Answer with a single number: the count of lines that hold "xlabel".

======== DATASET EXCERPTS ========

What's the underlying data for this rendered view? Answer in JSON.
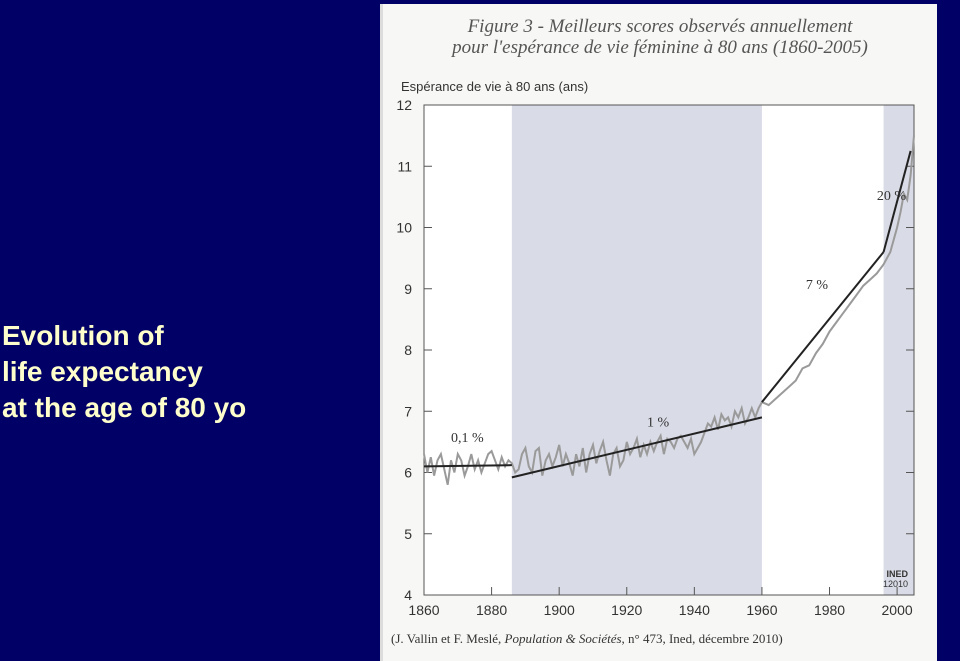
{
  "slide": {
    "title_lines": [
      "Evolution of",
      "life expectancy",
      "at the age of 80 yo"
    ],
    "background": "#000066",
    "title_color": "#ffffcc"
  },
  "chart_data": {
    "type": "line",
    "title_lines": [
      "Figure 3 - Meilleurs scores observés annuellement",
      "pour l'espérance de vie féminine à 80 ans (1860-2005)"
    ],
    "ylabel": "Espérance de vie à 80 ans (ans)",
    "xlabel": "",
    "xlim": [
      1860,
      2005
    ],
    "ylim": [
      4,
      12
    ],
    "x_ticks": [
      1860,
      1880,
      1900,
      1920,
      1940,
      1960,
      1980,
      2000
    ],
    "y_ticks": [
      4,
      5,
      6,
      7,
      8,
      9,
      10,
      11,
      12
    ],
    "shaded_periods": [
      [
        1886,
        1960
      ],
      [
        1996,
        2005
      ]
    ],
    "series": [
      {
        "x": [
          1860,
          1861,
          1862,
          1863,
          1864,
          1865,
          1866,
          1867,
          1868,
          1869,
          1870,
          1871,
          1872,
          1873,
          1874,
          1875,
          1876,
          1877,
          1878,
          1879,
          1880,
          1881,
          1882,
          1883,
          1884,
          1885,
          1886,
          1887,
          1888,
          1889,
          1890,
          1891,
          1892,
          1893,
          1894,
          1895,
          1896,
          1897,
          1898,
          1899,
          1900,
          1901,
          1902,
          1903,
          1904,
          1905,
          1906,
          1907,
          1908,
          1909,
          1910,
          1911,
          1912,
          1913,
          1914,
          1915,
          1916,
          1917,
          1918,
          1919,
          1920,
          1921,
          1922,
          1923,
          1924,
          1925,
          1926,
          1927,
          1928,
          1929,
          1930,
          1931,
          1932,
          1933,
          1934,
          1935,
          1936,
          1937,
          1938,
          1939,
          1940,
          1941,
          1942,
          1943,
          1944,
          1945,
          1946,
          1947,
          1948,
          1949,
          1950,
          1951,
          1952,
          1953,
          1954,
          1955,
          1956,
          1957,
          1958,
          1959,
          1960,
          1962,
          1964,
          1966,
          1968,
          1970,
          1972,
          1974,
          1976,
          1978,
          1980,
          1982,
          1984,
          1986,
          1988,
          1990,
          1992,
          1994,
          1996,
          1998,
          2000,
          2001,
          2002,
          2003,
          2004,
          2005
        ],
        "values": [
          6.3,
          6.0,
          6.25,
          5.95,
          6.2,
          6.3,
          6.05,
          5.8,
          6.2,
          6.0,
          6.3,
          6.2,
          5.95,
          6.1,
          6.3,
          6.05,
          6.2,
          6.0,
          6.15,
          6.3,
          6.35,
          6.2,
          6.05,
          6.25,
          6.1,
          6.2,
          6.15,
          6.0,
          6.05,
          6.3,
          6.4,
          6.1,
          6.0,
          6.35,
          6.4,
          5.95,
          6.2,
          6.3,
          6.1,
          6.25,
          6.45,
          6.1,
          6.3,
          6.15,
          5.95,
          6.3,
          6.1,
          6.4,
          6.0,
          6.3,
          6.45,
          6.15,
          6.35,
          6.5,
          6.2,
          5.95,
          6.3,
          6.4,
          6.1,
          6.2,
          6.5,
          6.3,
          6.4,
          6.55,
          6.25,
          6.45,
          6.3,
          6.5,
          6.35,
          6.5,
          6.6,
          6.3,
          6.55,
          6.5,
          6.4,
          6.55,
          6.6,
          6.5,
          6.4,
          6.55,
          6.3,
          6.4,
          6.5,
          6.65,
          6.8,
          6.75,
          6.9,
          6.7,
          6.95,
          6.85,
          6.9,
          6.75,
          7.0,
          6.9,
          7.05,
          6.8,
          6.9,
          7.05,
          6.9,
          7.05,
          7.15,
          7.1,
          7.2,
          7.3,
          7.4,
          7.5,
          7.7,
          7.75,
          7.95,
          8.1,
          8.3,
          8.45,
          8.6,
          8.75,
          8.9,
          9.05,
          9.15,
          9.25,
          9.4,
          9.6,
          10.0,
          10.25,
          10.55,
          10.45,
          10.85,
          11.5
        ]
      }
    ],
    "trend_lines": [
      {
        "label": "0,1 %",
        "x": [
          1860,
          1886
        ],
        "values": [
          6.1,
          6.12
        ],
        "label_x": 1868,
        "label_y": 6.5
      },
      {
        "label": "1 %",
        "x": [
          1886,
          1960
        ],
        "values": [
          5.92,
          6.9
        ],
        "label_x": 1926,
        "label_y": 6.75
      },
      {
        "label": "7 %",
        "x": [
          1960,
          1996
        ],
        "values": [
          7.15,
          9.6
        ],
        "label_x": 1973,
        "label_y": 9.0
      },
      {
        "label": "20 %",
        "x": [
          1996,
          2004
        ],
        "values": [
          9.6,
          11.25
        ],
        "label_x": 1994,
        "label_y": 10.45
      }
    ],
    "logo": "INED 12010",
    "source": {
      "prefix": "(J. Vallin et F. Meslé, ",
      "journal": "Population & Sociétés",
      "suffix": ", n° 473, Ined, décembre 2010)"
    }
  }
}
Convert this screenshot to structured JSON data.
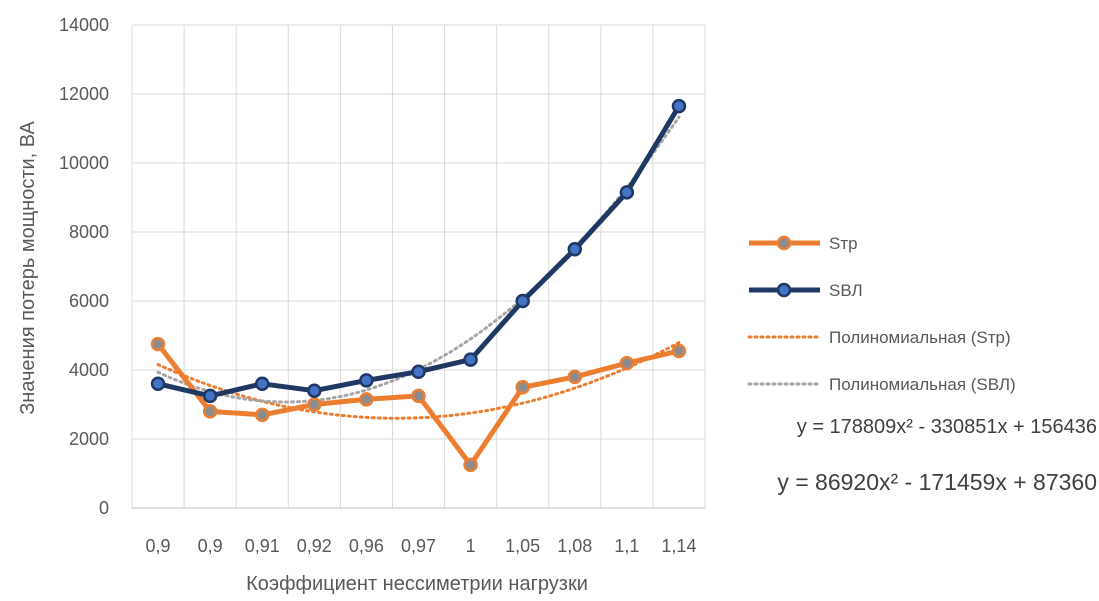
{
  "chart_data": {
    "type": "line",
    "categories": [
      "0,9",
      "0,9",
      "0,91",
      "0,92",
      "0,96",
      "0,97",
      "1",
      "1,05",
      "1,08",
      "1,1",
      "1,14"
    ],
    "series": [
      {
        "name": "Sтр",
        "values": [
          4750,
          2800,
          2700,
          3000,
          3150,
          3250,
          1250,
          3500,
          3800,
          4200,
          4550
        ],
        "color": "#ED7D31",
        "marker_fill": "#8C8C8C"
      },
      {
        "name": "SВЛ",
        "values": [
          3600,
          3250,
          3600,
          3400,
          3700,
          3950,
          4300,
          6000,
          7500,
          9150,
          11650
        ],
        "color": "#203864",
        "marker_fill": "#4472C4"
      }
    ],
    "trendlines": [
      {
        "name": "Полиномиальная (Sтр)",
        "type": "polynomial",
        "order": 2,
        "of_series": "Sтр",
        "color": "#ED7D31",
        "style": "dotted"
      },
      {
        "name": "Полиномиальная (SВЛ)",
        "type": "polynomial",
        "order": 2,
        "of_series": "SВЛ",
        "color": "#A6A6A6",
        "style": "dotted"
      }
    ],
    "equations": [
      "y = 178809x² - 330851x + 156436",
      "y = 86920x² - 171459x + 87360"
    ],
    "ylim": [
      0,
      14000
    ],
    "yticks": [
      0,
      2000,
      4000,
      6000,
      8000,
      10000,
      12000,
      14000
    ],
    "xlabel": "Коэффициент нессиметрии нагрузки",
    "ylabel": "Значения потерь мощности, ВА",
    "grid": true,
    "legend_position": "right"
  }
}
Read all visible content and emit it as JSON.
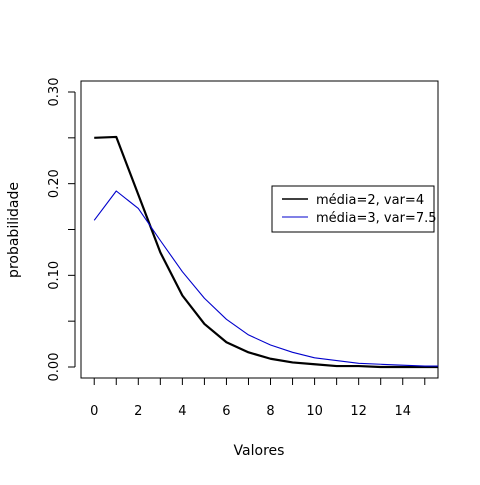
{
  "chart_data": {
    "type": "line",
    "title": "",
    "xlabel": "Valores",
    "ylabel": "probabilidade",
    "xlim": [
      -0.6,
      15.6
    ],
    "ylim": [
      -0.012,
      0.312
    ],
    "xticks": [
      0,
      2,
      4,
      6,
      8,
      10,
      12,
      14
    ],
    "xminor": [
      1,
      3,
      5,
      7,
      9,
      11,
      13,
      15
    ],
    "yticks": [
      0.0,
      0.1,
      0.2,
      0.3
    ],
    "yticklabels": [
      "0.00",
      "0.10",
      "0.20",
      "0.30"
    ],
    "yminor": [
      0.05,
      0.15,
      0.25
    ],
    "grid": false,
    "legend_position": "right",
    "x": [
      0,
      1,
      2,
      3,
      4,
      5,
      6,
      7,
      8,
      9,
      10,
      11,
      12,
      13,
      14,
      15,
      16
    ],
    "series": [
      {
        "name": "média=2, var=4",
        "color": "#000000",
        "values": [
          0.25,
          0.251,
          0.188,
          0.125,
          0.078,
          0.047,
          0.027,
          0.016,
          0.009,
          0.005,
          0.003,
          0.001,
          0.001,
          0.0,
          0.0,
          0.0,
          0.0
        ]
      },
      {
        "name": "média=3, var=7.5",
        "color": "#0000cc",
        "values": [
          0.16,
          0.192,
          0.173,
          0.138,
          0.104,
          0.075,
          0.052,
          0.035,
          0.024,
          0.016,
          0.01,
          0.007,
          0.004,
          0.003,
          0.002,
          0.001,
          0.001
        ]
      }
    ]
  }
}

========

• FINISHED ANSWER: 3